[Begin GIVEN INFORMATION]
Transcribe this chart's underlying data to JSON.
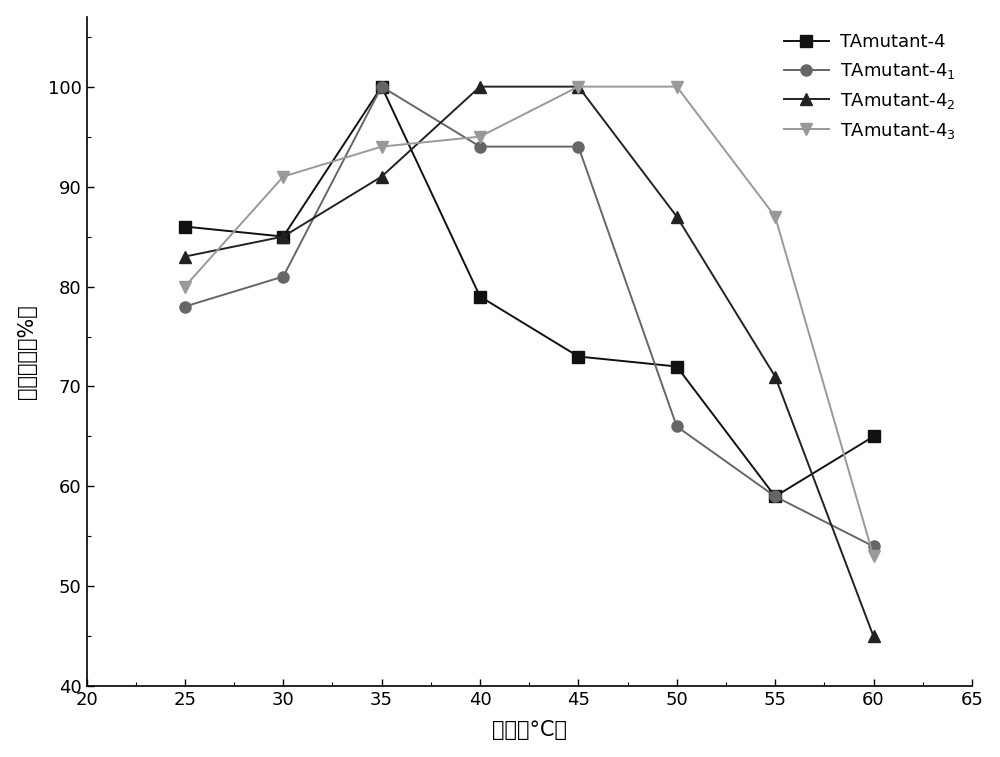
{
  "x": [
    25,
    30,
    35,
    40,
    45,
    50,
    55,
    60
  ],
  "series": [
    {
      "label": "TAmutant-4",
      "label_sub": "",
      "y": [
        86,
        85,
        100,
        79,
        73,
        72,
        59,
        65
      ],
      "color": "#111111",
      "marker": "s",
      "markersize": 8,
      "linestyle": "-"
    },
    {
      "label": "TAmutant-4",
      "label_sub": "1",
      "y": [
        78,
        81,
        100,
        94,
        94,
        66,
        59,
        54
      ],
      "color": "#666666",
      "marker": "o",
      "markersize": 8,
      "linestyle": "-"
    },
    {
      "label": "TAmutant-4",
      "label_sub": "2",
      "y": [
        83,
        85,
        91,
        100,
        100,
        87,
        71,
        45
      ],
      "color": "#222222",
      "marker": "^",
      "markersize": 8,
      "linestyle": "-"
    },
    {
      "label": "TAmutant-4",
      "label_sub": "3",
      "y": [
        80,
        91,
        94,
        95,
        100,
        100,
        87,
        53
      ],
      "color": "#999999",
      "marker": "v",
      "markersize": 8,
      "linestyle": "-"
    }
  ],
  "xlabel": "温度（°C）",
  "ylabel": "相对酶活（%）",
  "xlim": [
    20,
    65
  ],
  "ylim": [
    40,
    107
  ],
  "xticks": [
    20,
    25,
    30,
    35,
    40,
    45,
    50,
    55,
    60,
    65
  ],
  "yticks": [
    40,
    50,
    60,
    70,
    80,
    90,
    100
  ],
  "legend_fontsize": 13,
  "axis_label_fontsize": 15,
  "tick_fontsize": 13,
  "linewidth": 1.4,
  "background_color": "#ffffff"
}
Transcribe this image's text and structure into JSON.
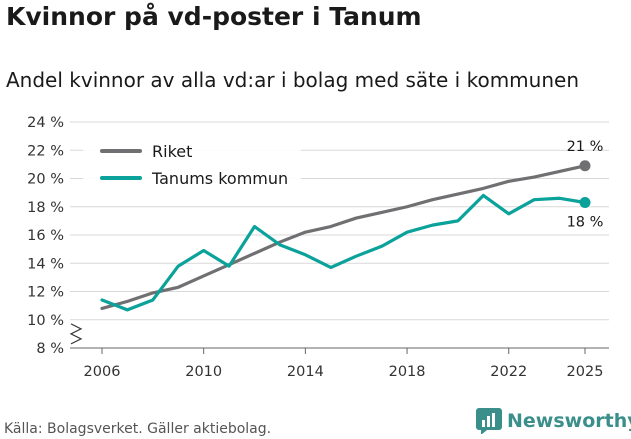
{
  "title": "Kvinnor på vd-poster i Tanum",
  "subtitle": "Andel kvinnor av alla vd:ar i bolag med säte i kommunen",
  "source": "Källa: Bolagsverket. Gäller aktiebolag.",
  "brand": "Newsworthy",
  "colors": {
    "riket": "#707073",
    "tanum": "#0aa29a",
    "grid": "#d9d9d9",
    "brand": "#3b8f8b"
  },
  "chart_data": {
    "type": "line",
    "title": "Kvinnor på vd-poster i Tanum",
    "subtitle": "Andel kvinnor av alla vd:ar i bolag med säte i kommunen",
    "xlabel": "",
    "ylabel": "",
    "xlim": [
      2006,
      2025
    ],
    "ylim": [
      8,
      24
    ],
    "x_ticks": [
      2006,
      2010,
      2014,
      2018,
      2022,
      2025
    ],
    "y_ticks": [
      8,
      10,
      12,
      14,
      16,
      18,
      20,
      22,
      24
    ],
    "y_tick_labels": [
      "8 %",
      "10 %",
      "12 %",
      "14 %",
      "16 %",
      "18 %",
      "20 %",
      "22 %",
      "24 %"
    ],
    "axis_break": true,
    "legend_position": "top-left",
    "x": [
      2006,
      2007,
      2008,
      2009,
      2010,
      2011,
      2012,
      2013,
      2014,
      2015,
      2016,
      2017,
      2018,
      2019,
      2020,
      2021,
      2022,
      2023,
      2024,
      2025
    ],
    "series": [
      {
        "name": "Riket",
        "color": "#707073",
        "values": [
          10.8,
          11.3,
          11.9,
          12.3,
          13.1,
          13.9,
          14.7,
          15.5,
          16.2,
          16.6,
          17.2,
          17.6,
          18.0,
          18.5,
          18.9,
          19.3,
          19.8,
          20.1,
          20.5,
          20.9
        ],
        "end_label": "21 %"
      },
      {
        "name": "Tanums kommun",
        "color": "#0aa29a",
        "values": [
          11.4,
          10.7,
          11.4,
          13.8,
          14.9,
          13.8,
          16.6,
          15.3,
          14.6,
          13.7,
          14.5,
          15.2,
          16.2,
          16.7,
          17.0,
          18.8,
          17.5,
          18.5,
          18.6,
          18.3
        ],
        "end_label": "18 %"
      }
    ]
  }
}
[End GIVEN INFORMATION]
WHAT YOU NEED TO DO - Give back the whole listing as it stands, minus its pictures.

WRITTEN SOLUTION -
Transcribe this chart's underlying data to JSON.
{
  "x": [
    25,
    30,
    35,
    40,
    45,
    50,
    55,
    60
  ],
  "series": [
    {
      "label": "TAmutant-4",
      "label_sub": "",
      "y": [
        86,
        85,
        100,
        79,
        73,
        72,
        59,
        65
      ],
      "color": "#111111",
      "marker": "s",
      "markersize": 8,
      "linestyle": "-"
    },
    {
      "label": "TAmutant-4",
      "label_sub": "1",
      "y": [
        78,
        81,
        100,
        94,
        94,
        66,
        59,
        54
      ],
      "color": "#666666",
      "marker": "o",
      "markersize": 8,
      "linestyle": "-"
    },
    {
      "label": "TAmutant-4",
      "label_sub": "2",
      "y": [
        83,
        85,
        91,
        100,
        100,
        87,
        71,
        45
      ],
      "color": "#222222",
      "marker": "^",
      "markersize": 8,
      "linestyle": "-"
    },
    {
      "label": "TAmutant-4",
      "label_sub": "3",
      "y": [
        80,
        91,
        94,
        95,
        100,
        100,
        87,
        53
      ],
      "color": "#999999",
      "marker": "v",
      "markersize": 8,
      "linestyle": "-"
    }
  ],
  "xlabel": "温度（°C）",
  "ylabel": "相对酶活（%）",
  "xlim": [
    20,
    65
  ],
  "ylim": [
    40,
    107
  ],
  "xticks": [
    20,
    25,
    30,
    35,
    40,
    45,
    50,
    55,
    60,
    65
  ],
  "yticks": [
    40,
    50,
    60,
    70,
    80,
    90,
    100
  ],
  "legend_fontsize": 13,
  "axis_label_fontsize": 15,
  "tick_fontsize": 13,
  "linewidth": 1.4,
  "background_color": "#ffffff"
}
Transcribe this image's text and structure into JSON.
{
  "title": "Kvinnor på vd-poster i Tanum",
  "subtitle": "Andel kvinnor av alla vd:ar i bolag med säte i kommunen",
  "source": "Källa: Bolagsverket. Gäller aktiebolag.",
  "brand": "Newsworthy",
  "colors": {
    "riket": "#707073",
    "tanum": "#0aa29a",
    "grid": "#d9d9d9",
    "brand": "#3b8f8b"
  },
  "chart_data": {
    "type": "line",
    "title": "Kvinnor på vd-poster i Tanum",
    "subtitle": "Andel kvinnor av alla vd:ar i bolag med säte i kommunen",
    "xlabel": "",
    "ylabel": "",
    "xlim": [
      2006,
      2025
    ],
    "ylim": [
      8,
      24
    ],
    "x_ticks": [
      2006,
      2010,
      2014,
      2018,
      2022,
      2025
    ],
    "y_ticks": [
      8,
      10,
      12,
      14,
      16,
      18,
      20,
      22,
      24
    ],
    "y_tick_labels": [
      "8 %",
      "10 %",
      "12 %",
      "14 %",
      "16 %",
      "18 %",
      "20 %",
      "22 %",
      "24 %"
    ],
    "axis_break": true,
    "legend_position": "top-left",
    "x": [
      2006,
      2007,
      2008,
      2009,
      2010,
      2011,
      2012,
      2013,
      2014,
      2015,
      2016,
      2017,
      2018,
      2019,
      2020,
      2021,
      2022,
      2023,
      2024,
      2025
    ],
    "series": [
      {
        "name": "Riket",
        "color": "#707073",
        "values": [
          10.8,
          11.3,
          11.9,
          12.3,
          13.1,
          13.9,
          14.7,
          15.5,
          16.2,
          16.6,
          17.2,
          17.6,
          18.0,
          18.5,
          18.9,
          19.3,
          19.8,
          20.1,
          20.5,
          20.9
        ],
        "end_label": "21 %"
      },
      {
        "name": "Tanums kommun",
        "color": "#0aa29a",
        "values": [
          11.4,
          10.7,
          11.4,
          13.8,
          14.9,
          13.8,
          16.6,
          15.3,
          14.6,
          13.7,
          14.5,
          15.2,
          16.2,
          16.7,
          17.0,
          18.8,
          17.5,
          18.5,
          18.6,
          18.3
        ],
        "end_label": "18 %"
      }
    ]
  }
}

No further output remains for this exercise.